Reproduce the material in full, exactly as written.

(Figure collection entries)
***

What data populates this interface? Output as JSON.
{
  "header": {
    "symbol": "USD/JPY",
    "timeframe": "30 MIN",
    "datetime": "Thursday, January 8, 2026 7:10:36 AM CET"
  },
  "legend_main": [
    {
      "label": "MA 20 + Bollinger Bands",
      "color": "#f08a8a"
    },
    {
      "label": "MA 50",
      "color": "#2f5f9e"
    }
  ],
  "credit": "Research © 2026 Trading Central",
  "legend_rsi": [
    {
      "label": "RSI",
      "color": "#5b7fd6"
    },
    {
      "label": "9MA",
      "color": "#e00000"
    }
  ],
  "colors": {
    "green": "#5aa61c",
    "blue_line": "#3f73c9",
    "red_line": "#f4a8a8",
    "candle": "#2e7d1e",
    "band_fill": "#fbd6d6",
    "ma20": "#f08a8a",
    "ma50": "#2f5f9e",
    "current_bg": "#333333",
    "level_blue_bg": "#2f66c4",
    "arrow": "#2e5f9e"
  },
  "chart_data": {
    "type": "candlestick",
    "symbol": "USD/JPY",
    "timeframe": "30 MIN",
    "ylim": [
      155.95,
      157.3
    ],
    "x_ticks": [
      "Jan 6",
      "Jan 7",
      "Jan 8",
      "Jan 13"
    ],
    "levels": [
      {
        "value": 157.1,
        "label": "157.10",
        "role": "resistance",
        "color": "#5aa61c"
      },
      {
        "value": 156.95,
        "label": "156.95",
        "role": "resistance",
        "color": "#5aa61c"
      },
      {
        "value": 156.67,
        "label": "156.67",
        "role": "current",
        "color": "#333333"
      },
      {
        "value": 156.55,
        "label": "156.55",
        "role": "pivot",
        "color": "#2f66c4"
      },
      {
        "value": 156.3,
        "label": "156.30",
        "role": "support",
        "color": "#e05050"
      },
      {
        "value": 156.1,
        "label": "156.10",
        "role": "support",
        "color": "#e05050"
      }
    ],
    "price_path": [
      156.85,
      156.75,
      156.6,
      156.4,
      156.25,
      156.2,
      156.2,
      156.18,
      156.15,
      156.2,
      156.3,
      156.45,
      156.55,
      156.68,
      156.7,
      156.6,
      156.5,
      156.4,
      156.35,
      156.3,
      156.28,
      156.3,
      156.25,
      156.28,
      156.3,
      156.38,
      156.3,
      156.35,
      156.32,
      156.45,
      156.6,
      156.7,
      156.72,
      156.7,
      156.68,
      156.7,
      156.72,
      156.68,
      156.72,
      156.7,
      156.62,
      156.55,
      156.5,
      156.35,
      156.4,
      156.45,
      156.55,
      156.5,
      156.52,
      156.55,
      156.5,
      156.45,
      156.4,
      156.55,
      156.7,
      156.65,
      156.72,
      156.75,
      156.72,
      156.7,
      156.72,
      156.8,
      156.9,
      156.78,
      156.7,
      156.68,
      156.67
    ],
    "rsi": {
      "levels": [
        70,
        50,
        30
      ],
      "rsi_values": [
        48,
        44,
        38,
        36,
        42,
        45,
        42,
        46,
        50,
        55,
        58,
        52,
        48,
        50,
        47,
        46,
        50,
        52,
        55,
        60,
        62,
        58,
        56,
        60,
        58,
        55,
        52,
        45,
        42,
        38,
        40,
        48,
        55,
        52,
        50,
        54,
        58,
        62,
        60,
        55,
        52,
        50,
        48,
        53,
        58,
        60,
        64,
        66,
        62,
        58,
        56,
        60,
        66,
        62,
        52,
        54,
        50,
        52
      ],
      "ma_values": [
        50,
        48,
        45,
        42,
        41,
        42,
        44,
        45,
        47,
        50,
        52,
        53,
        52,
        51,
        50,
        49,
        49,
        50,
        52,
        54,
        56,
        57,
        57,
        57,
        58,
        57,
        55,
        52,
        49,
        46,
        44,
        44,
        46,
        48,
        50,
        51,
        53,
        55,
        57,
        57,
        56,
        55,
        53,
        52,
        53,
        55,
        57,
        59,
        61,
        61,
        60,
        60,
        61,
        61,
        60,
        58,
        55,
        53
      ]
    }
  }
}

***

**Result of the task**.
What data populates this interface? Output as JSON.
{
  "header": {
    "symbol": "USD/JPY",
    "timeframe": "30 MIN",
    "datetime": "Thursday, January 8, 2026 7:10:36 AM CET"
  },
  "legend_main": [
    {
      "label": "MA 20 + Bollinger Bands",
      "color": "#f08a8a"
    },
    {
      "label": "MA 50",
      "color": "#2f5f9e"
    }
  ],
  "credit": "Research © 2026 Trading Central",
  "legend_rsi": [
    {
      "label": "RSI",
      "color": "#5b7fd6"
    },
    {
      "label": "9MA",
      "color": "#e00000"
    }
  ],
  "colors": {
    "green": "#5aa61c",
    "blue_line": "#3f73c9",
    "red_line": "#f4a8a8",
    "candle": "#2e7d1e",
    "band_fill": "#fbd6d6",
    "ma20": "#f08a8a",
    "ma50": "#2f5f9e",
    "current_bg": "#333333",
    "level_blue_bg": "#2f66c4",
    "arrow": "#2e5f9e"
  },
  "chart_data": {
    "type": "candlestick",
    "symbol": "USD/JPY",
    "timeframe": "30 MIN",
    "ylim": [
      155.95,
      157.3
    ],
    "x_ticks": [
      "Jan 6",
      "Jan 7",
      "Jan 8",
      "Jan 13"
    ],
    "levels": [
      {
        "value": 157.1,
        "label": "157.10",
        "role": "resistance",
        "color": "#5aa61c"
      },
      {
        "value": 156.95,
        "label": "156.95",
        "role": "resistance",
        "color": "#5aa61c"
      },
      {
        "value": 156.67,
        "label": "156.67",
        "role": "current",
        "color": "#333333"
      },
      {
        "value": 156.55,
        "label": "156.55",
        "role": "pivot",
        "color": "#2f66c4"
      },
      {
        "value": 156.3,
        "label": "156.30",
        "role": "support",
        "color": "#e05050"
      },
      {
        "value": 156.1,
        "label": "156.10",
        "role": "support",
        "color": "#e05050"
      }
    ],
    "price_path": [
      156.85,
      156.75,
      156.6,
      156.4,
      156.25,
      156.2,
      156.2,
      156.18,
      156.15,
      156.2,
      156.3,
      156.45,
      156.55,
      156.68,
      156.7,
      156.6,
      156.5,
      156.4,
      156.35,
      156.3,
      156.28,
      156.3,
      156.25,
      156.28,
      156.3,
      156.38,
      156.3,
      156.35,
      156.32,
      156.45,
      156.6,
      156.7,
      156.72,
      156.7,
      156.68,
      156.7,
      156.72,
      156.68,
      156.72,
      156.7,
      156.62,
      156.55,
      156.5,
      156.35,
      156.4,
      156.45,
      156.55,
      156.5,
      156.52,
      156.55,
      156.5,
      156.45,
      156.4,
      156.55,
      156.7,
      156.65,
      156.72,
      156.75,
      156.72,
      156.7,
      156.72,
      156.8,
      156.9,
      156.78,
      156.7,
      156.68,
      156.67
    ],
    "rsi": {
      "levels": [
        70,
        50,
        30
      ],
      "rsi_values": [
        48,
        44,
        38,
        36,
        42,
        45,
        42,
        46,
        50,
        55,
        58,
        52,
        48,
        50,
        47,
        46,
        50,
        52,
        55,
        60,
        62,
        58,
        56,
        60,
        58,
        55,
        52,
        45,
        42,
        38,
        40,
        48,
        55,
        52,
        50,
        54,
        58,
        62,
        60,
        55,
        52,
        50,
        48,
        53,
        58,
        60,
        64,
        66,
        62,
        58,
        56,
        60,
        66,
        62,
        52,
        54,
        50,
        52
      ],
      "ma_values": [
        50,
        48,
        45,
        42,
        41,
        42,
        44,
        45,
        47,
        50,
        52,
        53,
        52,
        51,
        50,
        49,
        49,
        50,
        52,
        54,
        56,
        57,
        57,
        57,
        58,
        57,
        55,
        52,
        49,
        46,
        44,
        44,
        46,
        48,
        50,
        51,
        53,
        55,
        57,
        57,
        56,
        55,
        53,
        52,
        53,
        55,
        57,
        59,
        61,
        61,
        60,
        60,
        61,
        61,
        60,
        58,
        55,
        53
      ]
    }
  }
}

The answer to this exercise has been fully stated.